Stored data
>> begin

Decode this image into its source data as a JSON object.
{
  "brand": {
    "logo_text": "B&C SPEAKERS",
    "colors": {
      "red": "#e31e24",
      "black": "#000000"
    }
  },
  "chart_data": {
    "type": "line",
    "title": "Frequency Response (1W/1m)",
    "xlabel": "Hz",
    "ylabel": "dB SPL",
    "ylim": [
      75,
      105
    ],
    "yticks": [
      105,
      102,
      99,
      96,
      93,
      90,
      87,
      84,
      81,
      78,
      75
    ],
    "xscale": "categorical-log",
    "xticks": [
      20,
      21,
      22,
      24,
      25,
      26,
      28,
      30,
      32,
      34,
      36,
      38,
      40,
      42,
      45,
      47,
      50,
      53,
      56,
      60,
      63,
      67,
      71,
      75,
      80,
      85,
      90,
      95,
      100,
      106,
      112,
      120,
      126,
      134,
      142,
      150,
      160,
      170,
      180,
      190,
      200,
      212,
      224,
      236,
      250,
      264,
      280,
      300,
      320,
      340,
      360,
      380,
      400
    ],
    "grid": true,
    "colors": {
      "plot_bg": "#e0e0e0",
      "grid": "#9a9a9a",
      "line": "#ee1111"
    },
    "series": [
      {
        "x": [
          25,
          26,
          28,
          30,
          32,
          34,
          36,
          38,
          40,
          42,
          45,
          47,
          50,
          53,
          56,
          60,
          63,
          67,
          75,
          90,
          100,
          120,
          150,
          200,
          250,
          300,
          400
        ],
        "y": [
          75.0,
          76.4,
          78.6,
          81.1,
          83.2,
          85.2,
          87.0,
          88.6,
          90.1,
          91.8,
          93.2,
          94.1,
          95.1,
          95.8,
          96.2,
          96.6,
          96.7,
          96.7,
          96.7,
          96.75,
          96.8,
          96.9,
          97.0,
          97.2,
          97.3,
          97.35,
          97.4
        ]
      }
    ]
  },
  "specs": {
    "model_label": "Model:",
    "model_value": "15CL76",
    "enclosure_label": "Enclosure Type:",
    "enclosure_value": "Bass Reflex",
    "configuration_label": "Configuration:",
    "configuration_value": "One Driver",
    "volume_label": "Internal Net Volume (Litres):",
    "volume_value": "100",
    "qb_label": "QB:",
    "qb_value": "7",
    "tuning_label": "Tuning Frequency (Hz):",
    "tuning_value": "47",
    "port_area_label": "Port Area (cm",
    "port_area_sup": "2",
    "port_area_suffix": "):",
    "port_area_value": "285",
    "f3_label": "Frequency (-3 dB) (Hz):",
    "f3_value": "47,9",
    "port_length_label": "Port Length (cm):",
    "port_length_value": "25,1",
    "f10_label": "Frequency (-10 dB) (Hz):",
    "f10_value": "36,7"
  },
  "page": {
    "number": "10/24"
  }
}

>> end
>> begin

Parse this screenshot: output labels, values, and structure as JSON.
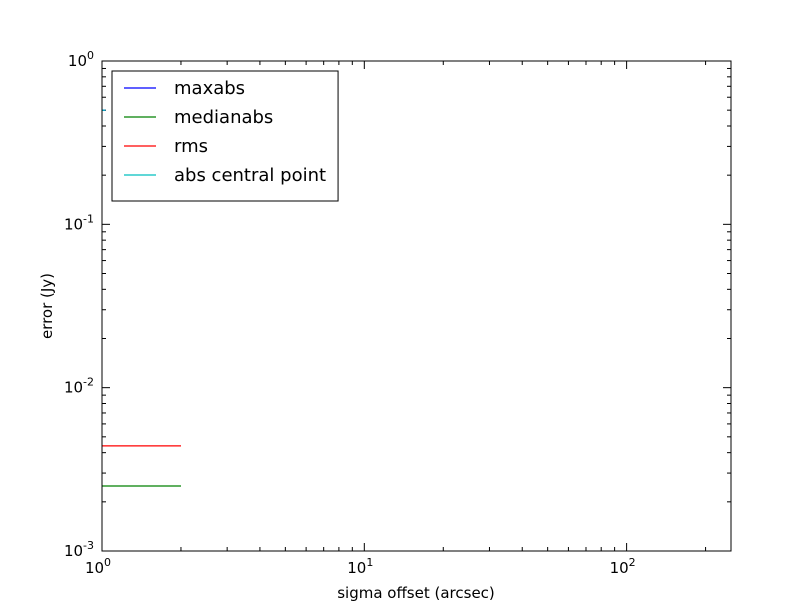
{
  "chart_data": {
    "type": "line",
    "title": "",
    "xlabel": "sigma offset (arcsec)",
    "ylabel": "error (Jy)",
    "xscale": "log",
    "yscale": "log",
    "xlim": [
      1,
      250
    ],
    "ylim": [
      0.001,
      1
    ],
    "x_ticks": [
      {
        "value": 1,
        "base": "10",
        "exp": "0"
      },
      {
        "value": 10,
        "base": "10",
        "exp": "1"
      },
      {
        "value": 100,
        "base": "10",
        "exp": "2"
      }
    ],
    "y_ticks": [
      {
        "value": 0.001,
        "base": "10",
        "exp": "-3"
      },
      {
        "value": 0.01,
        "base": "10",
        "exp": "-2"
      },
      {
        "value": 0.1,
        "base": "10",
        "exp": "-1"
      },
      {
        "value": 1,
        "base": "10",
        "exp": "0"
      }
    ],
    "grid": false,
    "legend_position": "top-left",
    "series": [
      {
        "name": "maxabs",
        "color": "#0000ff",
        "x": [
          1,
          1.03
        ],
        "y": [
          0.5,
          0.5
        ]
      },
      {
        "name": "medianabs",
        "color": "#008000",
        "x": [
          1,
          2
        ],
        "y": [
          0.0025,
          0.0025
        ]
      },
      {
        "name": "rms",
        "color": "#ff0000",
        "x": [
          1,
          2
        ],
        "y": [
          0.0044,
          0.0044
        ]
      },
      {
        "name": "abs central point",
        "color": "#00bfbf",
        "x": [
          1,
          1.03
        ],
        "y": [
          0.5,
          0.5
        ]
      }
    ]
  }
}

>> end

→ Exercise directions
Copy each line holding the word "name" from the listing above.

→ Full response
        "name": "maxabs",
        "name": "medianabs",
        "name": "rms",
        "name": "abs central point",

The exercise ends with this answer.